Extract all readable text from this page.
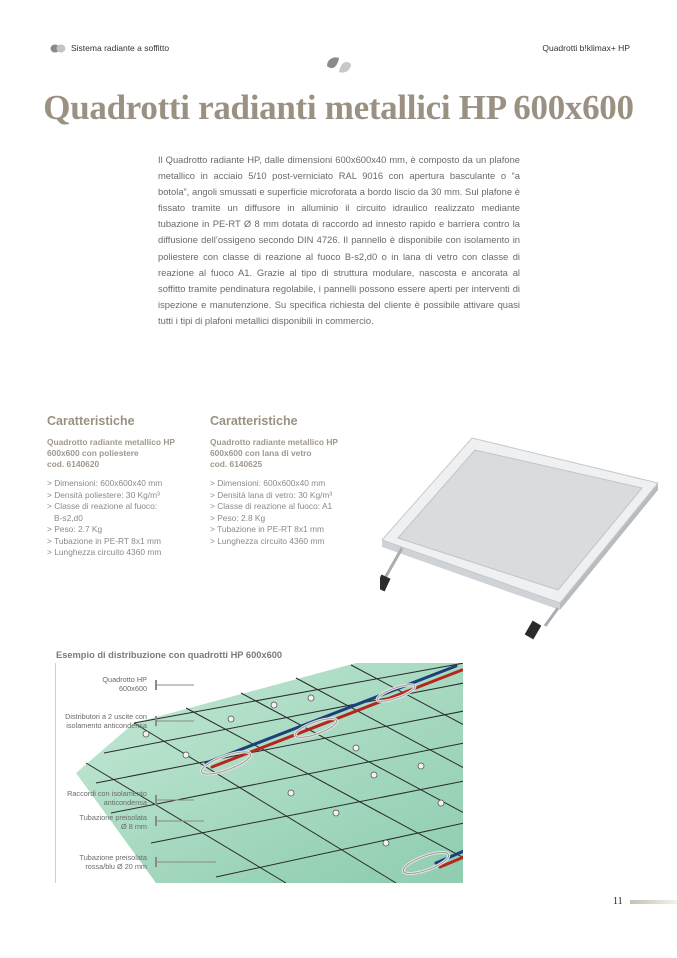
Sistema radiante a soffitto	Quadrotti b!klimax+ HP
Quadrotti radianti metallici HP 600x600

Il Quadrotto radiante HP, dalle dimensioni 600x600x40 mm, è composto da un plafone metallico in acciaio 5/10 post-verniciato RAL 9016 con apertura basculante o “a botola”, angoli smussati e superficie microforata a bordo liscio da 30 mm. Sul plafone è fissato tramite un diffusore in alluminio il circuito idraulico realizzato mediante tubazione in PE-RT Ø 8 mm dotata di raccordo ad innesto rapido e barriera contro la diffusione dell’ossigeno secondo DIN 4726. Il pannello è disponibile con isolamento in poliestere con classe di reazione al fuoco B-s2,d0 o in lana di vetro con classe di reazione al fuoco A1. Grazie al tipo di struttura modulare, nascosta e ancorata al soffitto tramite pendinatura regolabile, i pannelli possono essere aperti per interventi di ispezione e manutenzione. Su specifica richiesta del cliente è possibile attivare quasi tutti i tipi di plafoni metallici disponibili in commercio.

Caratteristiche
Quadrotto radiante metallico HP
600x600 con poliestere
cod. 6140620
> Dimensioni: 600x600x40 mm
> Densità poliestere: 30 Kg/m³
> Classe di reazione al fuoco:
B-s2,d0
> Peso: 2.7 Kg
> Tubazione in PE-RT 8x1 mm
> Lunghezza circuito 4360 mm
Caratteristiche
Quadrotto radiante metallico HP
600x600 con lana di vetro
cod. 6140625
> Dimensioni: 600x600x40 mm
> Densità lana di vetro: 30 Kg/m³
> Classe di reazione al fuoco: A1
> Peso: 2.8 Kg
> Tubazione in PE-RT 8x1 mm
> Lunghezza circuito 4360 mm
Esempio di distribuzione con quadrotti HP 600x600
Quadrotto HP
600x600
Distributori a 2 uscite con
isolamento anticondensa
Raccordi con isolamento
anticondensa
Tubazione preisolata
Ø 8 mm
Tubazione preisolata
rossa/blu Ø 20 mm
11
====
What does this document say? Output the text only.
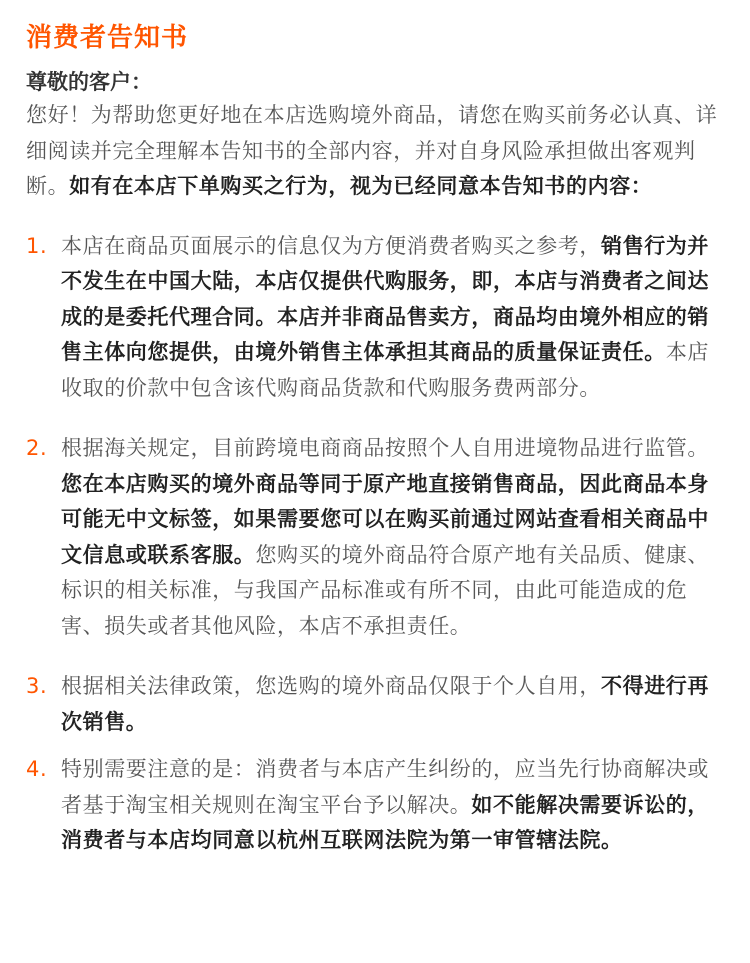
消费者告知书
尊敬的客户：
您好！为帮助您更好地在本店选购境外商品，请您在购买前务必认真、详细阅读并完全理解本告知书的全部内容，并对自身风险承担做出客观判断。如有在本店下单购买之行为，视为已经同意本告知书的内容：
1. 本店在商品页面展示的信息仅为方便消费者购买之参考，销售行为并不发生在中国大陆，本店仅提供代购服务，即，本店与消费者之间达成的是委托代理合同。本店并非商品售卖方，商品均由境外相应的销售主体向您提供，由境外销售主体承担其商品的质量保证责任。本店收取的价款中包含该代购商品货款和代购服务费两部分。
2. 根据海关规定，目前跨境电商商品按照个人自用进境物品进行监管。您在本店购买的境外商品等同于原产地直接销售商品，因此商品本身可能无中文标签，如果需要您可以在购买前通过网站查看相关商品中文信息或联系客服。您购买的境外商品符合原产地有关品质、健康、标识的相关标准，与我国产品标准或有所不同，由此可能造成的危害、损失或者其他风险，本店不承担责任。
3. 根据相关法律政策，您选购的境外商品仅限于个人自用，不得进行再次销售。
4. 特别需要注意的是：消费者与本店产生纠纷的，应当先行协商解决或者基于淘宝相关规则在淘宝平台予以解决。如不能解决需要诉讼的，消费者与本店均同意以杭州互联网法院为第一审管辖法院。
====
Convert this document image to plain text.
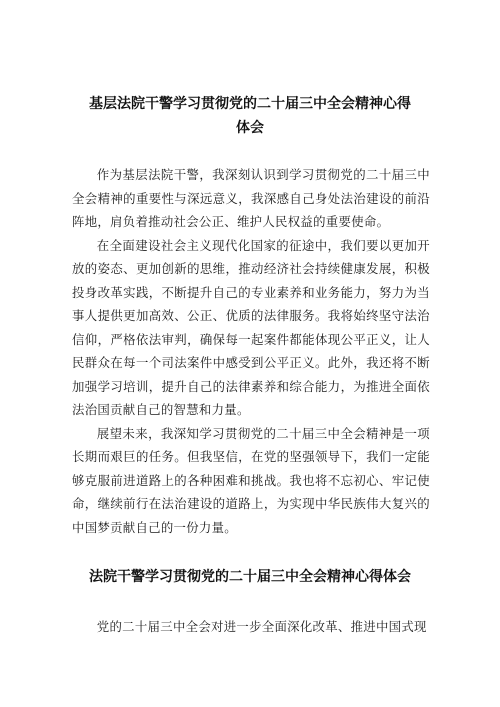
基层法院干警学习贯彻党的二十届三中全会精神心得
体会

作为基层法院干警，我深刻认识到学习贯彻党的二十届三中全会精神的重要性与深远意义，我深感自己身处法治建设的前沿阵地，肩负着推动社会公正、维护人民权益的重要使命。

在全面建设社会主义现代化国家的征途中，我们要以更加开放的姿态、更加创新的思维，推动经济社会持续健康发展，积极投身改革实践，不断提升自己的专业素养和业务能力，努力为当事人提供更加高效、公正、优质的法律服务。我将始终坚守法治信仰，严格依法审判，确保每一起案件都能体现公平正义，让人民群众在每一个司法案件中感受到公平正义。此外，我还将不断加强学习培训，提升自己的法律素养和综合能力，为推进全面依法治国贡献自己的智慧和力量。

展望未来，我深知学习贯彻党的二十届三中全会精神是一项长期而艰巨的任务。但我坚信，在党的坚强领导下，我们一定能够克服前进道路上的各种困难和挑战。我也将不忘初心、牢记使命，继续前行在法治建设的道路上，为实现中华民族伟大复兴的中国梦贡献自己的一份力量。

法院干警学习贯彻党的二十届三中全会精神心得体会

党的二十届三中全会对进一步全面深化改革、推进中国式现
====
Copy each line of the data that contains the word "anticondensa".

isolamento anticondensa
anticondensa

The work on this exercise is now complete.